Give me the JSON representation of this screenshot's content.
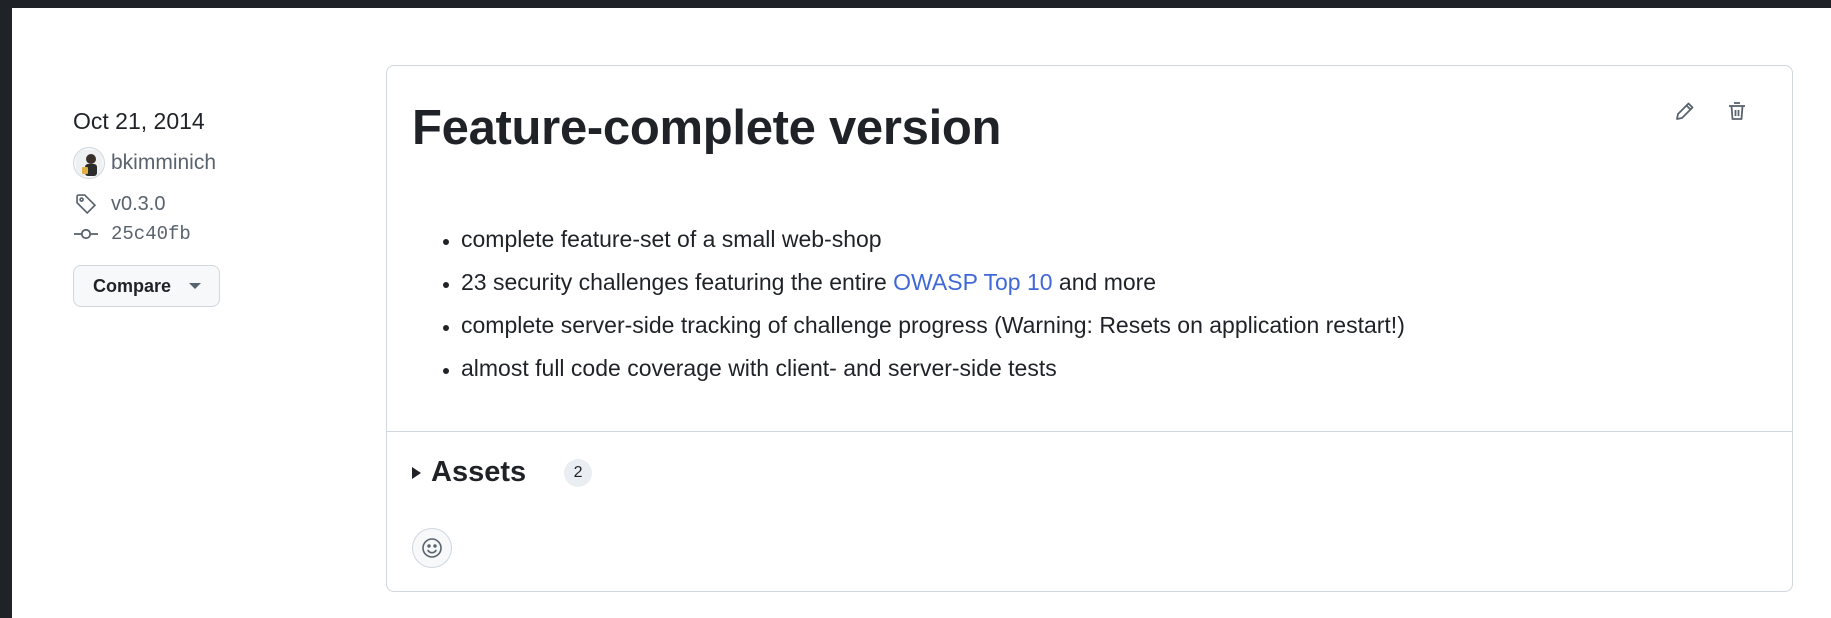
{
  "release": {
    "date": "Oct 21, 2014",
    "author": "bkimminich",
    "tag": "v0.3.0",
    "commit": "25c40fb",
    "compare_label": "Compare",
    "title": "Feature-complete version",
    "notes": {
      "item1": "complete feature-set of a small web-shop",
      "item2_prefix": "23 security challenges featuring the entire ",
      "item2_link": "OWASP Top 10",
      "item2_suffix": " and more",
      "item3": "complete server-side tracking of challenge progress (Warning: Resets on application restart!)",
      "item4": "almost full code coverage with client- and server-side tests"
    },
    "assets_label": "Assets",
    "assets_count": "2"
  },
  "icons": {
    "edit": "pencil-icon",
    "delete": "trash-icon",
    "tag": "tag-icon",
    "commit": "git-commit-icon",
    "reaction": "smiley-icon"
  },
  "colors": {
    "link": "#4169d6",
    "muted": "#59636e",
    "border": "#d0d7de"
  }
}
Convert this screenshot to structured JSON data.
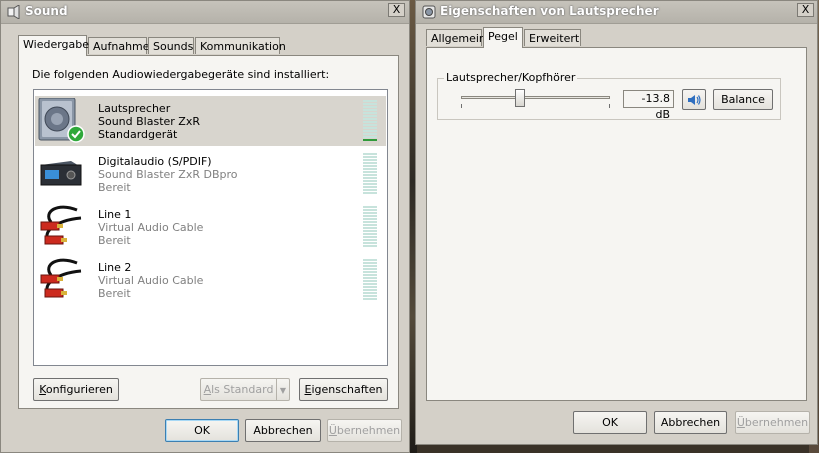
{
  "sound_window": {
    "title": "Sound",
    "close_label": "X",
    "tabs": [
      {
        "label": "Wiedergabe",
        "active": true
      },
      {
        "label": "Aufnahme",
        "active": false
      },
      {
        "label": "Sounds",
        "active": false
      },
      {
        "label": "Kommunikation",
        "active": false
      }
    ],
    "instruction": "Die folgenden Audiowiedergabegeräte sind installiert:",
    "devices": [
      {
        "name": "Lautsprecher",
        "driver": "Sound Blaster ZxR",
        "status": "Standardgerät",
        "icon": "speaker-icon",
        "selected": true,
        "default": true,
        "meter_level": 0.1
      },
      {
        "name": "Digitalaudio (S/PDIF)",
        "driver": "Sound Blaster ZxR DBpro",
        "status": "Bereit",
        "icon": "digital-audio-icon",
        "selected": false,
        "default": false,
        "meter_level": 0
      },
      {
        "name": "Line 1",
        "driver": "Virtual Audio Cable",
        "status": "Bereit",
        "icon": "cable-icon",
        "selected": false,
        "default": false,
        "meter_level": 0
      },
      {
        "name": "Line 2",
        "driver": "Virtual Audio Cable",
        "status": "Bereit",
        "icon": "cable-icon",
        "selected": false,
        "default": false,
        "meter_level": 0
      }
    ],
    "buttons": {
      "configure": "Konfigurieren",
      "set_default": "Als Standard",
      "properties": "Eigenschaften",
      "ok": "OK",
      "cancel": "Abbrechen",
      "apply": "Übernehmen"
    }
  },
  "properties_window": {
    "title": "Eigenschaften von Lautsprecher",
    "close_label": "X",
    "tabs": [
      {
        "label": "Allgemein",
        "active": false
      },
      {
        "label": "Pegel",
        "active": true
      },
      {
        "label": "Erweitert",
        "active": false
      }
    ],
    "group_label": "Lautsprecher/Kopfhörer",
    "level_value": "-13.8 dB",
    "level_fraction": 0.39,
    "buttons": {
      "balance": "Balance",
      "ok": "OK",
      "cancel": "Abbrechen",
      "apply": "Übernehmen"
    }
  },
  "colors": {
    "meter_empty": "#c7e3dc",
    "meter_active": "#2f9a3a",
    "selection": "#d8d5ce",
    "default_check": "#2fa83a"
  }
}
--
### Written instruction
Note how many lines in the listing above hold the string "complete", then give only that figure.

### Answer to the problem
3